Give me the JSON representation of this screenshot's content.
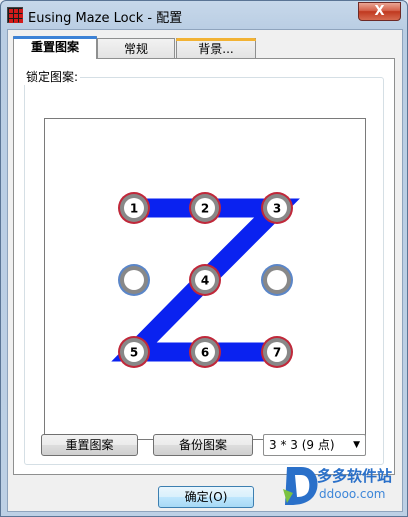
{
  "window": {
    "title": "Eusing Maze Lock - 配置",
    "close_glyph": "X"
  },
  "tabs": [
    {
      "label": "重置图案",
      "active": true
    },
    {
      "label": "常规",
      "active": false
    },
    {
      "label": "背景...",
      "active": false
    }
  ],
  "group": {
    "label": "锁定图案:"
  },
  "pattern": {
    "grid": "3x3",
    "dots": [
      {
        "label": "1",
        "selected": true
      },
      {
        "label": "2",
        "selected": true
      },
      {
        "label": "3",
        "selected": true
      },
      {
        "label": "",
        "selected": false
      },
      {
        "label": "4",
        "selected": true
      },
      {
        "label": "",
        "selected": false
      },
      {
        "label": "5",
        "selected": true
      },
      {
        "label": "6",
        "selected": true
      },
      {
        "label": "7",
        "selected": true
      }
    ],
    "path_order": [
      0,
      1,
      2,
      4,
      6,
      7,
      8
    ],
    "colors": {
      "line": "#0a22f0",
      "selected_ring": "#c0283a",
      "unselected_ring": "#5b86c8",
      "dot_fill": "#ffffff",
      "dot_inner_ring": "#888888"
    }
  },
  "buttons": {
    "reset": "重置图案",
    "backup": "备份图案",
    "ok": "确定(O)"
  },
  "grid_select": {
    "value": "3 * 3 (9 点)",
    "arrow": "▼"
  },
  "watermark": {
    "name": "多多软件站",
    "url": "ddooo.com",
    "color": "#2a70c9"
  }
}
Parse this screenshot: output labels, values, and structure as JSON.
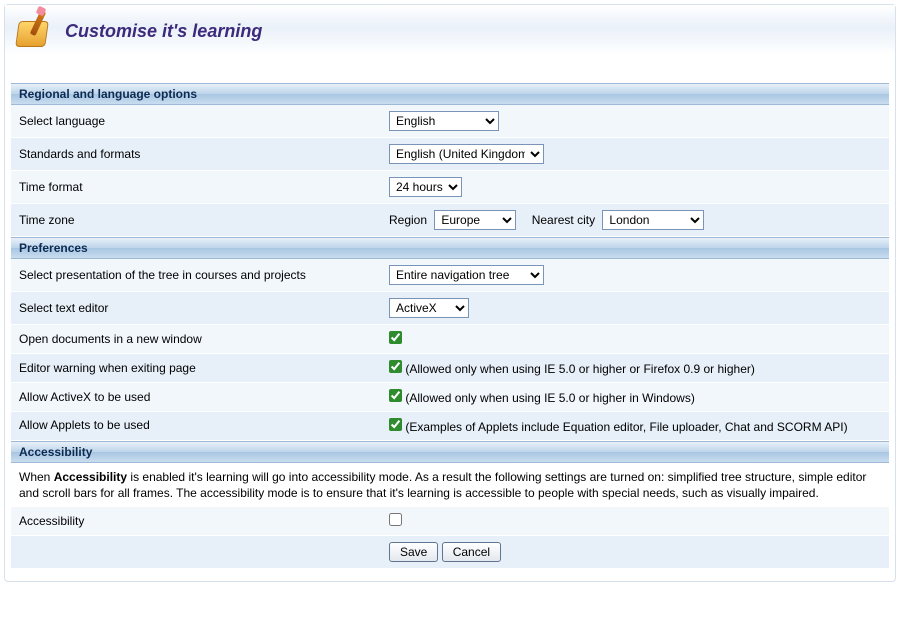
{
  "header": {
    "title": "Customise it's learning"
  },
  "sections": {
    "regional": {
      "title": "Regional and language options",
      "language_label": "Select language",
      "language_value": "English",
      "standards_label": "Standards and formats",
      "standards_value": "English (United Kingdom)",
      "timeformat_label": "Time format",
      "timeformat_value": "24 hours",
      "timezone_label": "Time zone",
      "region_label": "Region",
      "region_value": "Europe",
      "nearest_label": "Nearest city",
      "nearest_value": "London"
    },
    "preferences": {
      "title": "Preferences",
      "tree_label": "Select presentation of the tree in courses and projects",
      "tree_value": "Entire navigation tree",
      "editor_label": "Select text editor",
      "editor_value": "ActiveX",
      "open_new_label": "Open documents in a new window",
      "open_new_checked": true,
      "exit_warn_label": "Editor warning when exiting page",
      "exit_warn_checked": true,
      "exit_warn_note": "(Allowed only when using IE 5.0 or higher or Firefox 0.9 or higher)",
      "activex_label": "Allow ActiveX to be used",
      "activex_checked": true,
      "activex_note": "(Allowed only when using IE 5.0 or higher in Windows)",
      "applets_label": "Allow Applets to be used",
      "applets_checked": true,
      "applets_note": "(Examples of Applets include Equation editor, File uploader, Chat and SCORM API)"
    },
    "accessibility": {
      "title": "Accessibility",
      "description_pre": "When ",
      "description_bold": "Accessibility",
      "description_post": " is enabled it's learning will go into accessibility mode. As a result the following settings are turned on: simplified tree structure, simple editor and scroll bars for all frames. The accessibility mode is to ensure that it's learning is accessible to people with special needs, such as visually impaired.",
      "checkbox_label": "Accessibility",
      "checkbox_checked": false
    }
  },
  "buttons": {
    "save": "Save",
    "cancel": "Cancel"
  }
}
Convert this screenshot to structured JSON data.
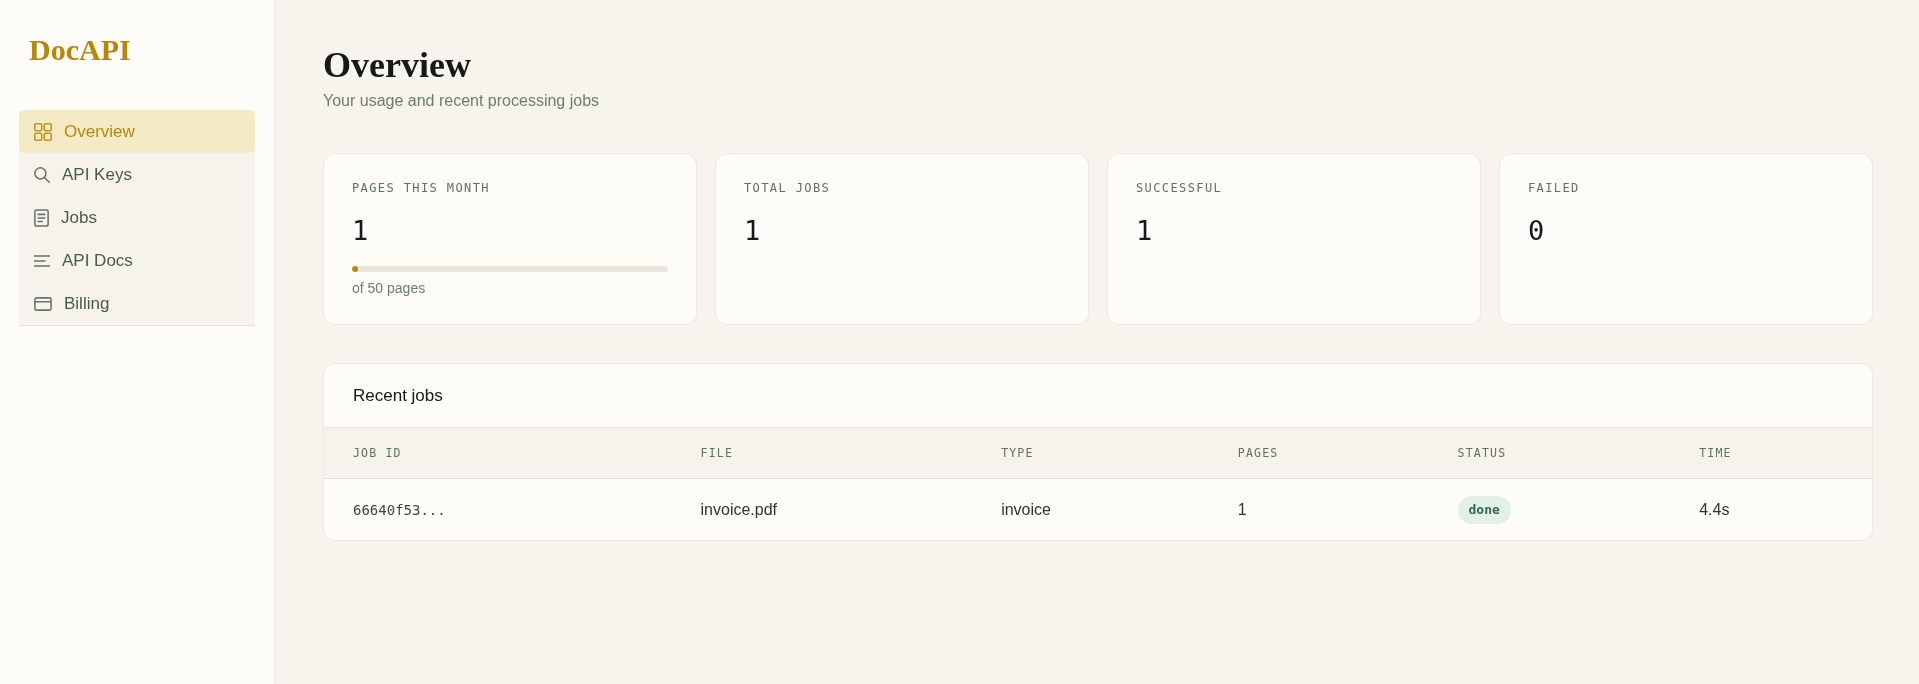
{
  "sidebar": {
    "logo": "DocAPI",
    "items": [
      {
        "label": "Overview",
        "selected": true
      },
      {
        "label": "API Keys",
        "selected": false
      },
      {
        "label": "Jobs",
        "selected": false
      },
      {
        "label": "API Docs",
        "selected": false
      },
      {
        "label": "Billing",
        "selected": false
      }
    ]
  },
  "header": {
    "title": "Overview",
    "subtitle": "Your usage and recent processing jobs"
  },
  "stats": [
    {
      "kind": "meter",
      "label": "PAGES THIS MONTH",
      "value": "1",
      "level": 0.02,
      "caption": "of 50 pages"
    },
    {
      "kind": "plain",
      "label": "TOTAL JOBS",
      "value": "1"
    },
    {
      "kind": "plain",
      "label": "SUCCESSFUL",
      "value": "1"
    },
    {
      "kind": "plain",
      "label": "FAILED",
      "value": "0"
    }
  ],
  "recent_jobs": {
    "title": "Recent jobs",
    "columns": [
      "JOB ID",
      "FILE",
      "TYPE",
      "PAGES",
      "STATUS",
      "TIME"
    ],
    "rows": [
      {
        "job_id": "66640f53...",
        "file": "invoice.pdf",
        "type": "invoice",
        "pages": "1",
        "status": "done",
        "time": "4.4s"
      }
    ]
  }
}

------------

→ Instruction
Set down every record once more, word for word, without pictures.

→ Exercise response
Give me the JSON representation of this screenshot's content.
{
  "window": {
    "title": "Eusing Maze Lock - 配置",
    "close_glyph": "X"
  },
  "tabs": [
    {
      "label": "重置图案",
      "active": true
    },
    {
      "label": "常规",
      "active": false
    },
    {
      "label": "背景...",
      "active": false
    }
  ],
  "group": {
    "label": "锁定图案:"
  },
  "pattern": {
    "grid": "3x3",
    "dots": [
      {
        "label": "1",
        "selected": true
      },
      {
        "label": "2",
        "selected": true
      },
      {
        "label": "3",
        "selected": true
      },
      {
        "label": "",
        "selected": false
      },
      {
        "label": "4",
        "selected": true
      },
      {
        "label": "",
        "selected": false
      },
      {
        "label": "5",
        "selected": true
      },
      {
        "label": "6",
        "selected": true
      },
      {
        "label": "7",
        "selected": true
      }
    ],
    "path_order": [
      0,
      1,
      2,
      4,
      6,
      7,
      8
    ],
    "colors": {
      "line": "#0a22f0",
      "selected_ring": "#c0283a",
      "unselected_ring": "#5b86c8",
      "dot_fill": "#ffffff",
      "dot_inner_ring": "#888888"
    }
  },
  "buttons": {
    "reset": "重置图案",
    "backup": "备份图案",
    "ok": "确定(O)"
  },
  "grid_select": {
    "value": "3 * 3 (9 点)",
    "arrow": "▼"
  },
  "watermark": {
    "name": "多多软件站",
    "url": "ddooo.com",
    "color": "#2a70c9"
  }
}
Parse this screenshot: output labels, values, and structure as JSON.
{
  "header": {
    "title": "Customise it's learning"
  },
  "sections": {
    "regional": {
      "title": "Regional and language options",
      "language_label": "Select language",
      "language_value": "English",
      "standards_label": "Standards and formats",
      "standards_value": "English (United Kingdom)",
      "timeformat_label": "Time format",
      "timeformat_value": "24 hours",
      "timezone_label": "Time zone",
      "region_label": "Region",
      "region_value": "Europe",
      "nearest_label": "Nearest city",
      "nearest_value": "London"
    },
    "preferences": {
      "title": "Preferences",
      "tree_label": "Select presentation of the tree in courses and projects",
      "tree_value": "Entire navigation tree",
      "editor_label": "Select text editor",
      "editor_value": "ActiveX",
      "open_new_label": "Open documents in a new window",
      "open_new_checked": true,
      "exit_warn_label": "Editor warning when exiting page",
      "exit_warn_checked": true,
      "exit_warn_note": "(Allowed only when using IE 5.0 or higher or Firefox 0.9 or higher)",
      "activex_label": "Allow ActiveX to be used",
      "activex_checked": true,
      "activex_note": "(Allowed only when using IE 5.0 or higher in Windows)",
      "applets_label": "Allow Applets to be used",
      "applets_checked": true,
      "applets_note": "(Examples of Applets include Equation editor, File uploader, Chat and SCORM API)"
    },
    "accessibility": {
      "title": "Accessibility",
      "description_pre": "When ",
      "description_bold": "Accessibility",
      "description_post": " is enabled it's learning will go into accessibility mode. As a result the following settings are turned on: simplified tree structure, simple editor and scroll bars for all frames. The accessibility mode is to ensure that it's learning is accessible to people with special needs, such as visually impaired.",
      "checkbox_label": "Accessibility",
      "checkbox_checked": false
    }
  },
  "buttons": {
    "save": "Save",
    "cancel": "Cancel"
  }
}
Convert this screenshot to structured JSON data.
{
  "sidebar": {
    "logo": "DocAPI",
    "items": [
      {
        "label": "Overview",
        "selected": true
      },
      {
        "label": "API Keys",
        "selected": false
      },
      {
        "label": "Jobs",
        "selected": false
      },
      {
        "label": "API Docs",
        "selected": false
      },
      {
        "label": "Billing",
        "selected": false
      }
    ]
  },
  "header": {
    "title": "Overview",
    "subtitle": "Your usage and recent processing jobs"
  },
  "stats": [
    {
      "kind": "meter",
      "label": "PAGES THIS MONTH",
      "value": "1",
      "level": 0.02,
      "caption": "of 50 pages"
    },
    {
      "kind": "plain",
      "label": "TOTAL JOBS",
      "value": "1"
    },
    {
      "kind": "plain",
      "label": "SUCCESSFUL",
      "value": "1"
    },
    {
      "kind": "plain",
      "label": "FAILED",
      "value": "0"
    }
  ],
  "recent_jobs": {
    "title": "Recent jobs",
    "columns": [
      "JOB ID",
      "FILE",
      "TYPE",
      "PAGES",
      "STATUS",
      "TIME"
    ],
    "rows": [
      {
        "job_id": "66640f53...",
        "file": "invoice.pdf",
        "type": "invoice",
        "pages": "1",
        "status": "done",
        "time": "4.4s"
      }
    ]
  }
}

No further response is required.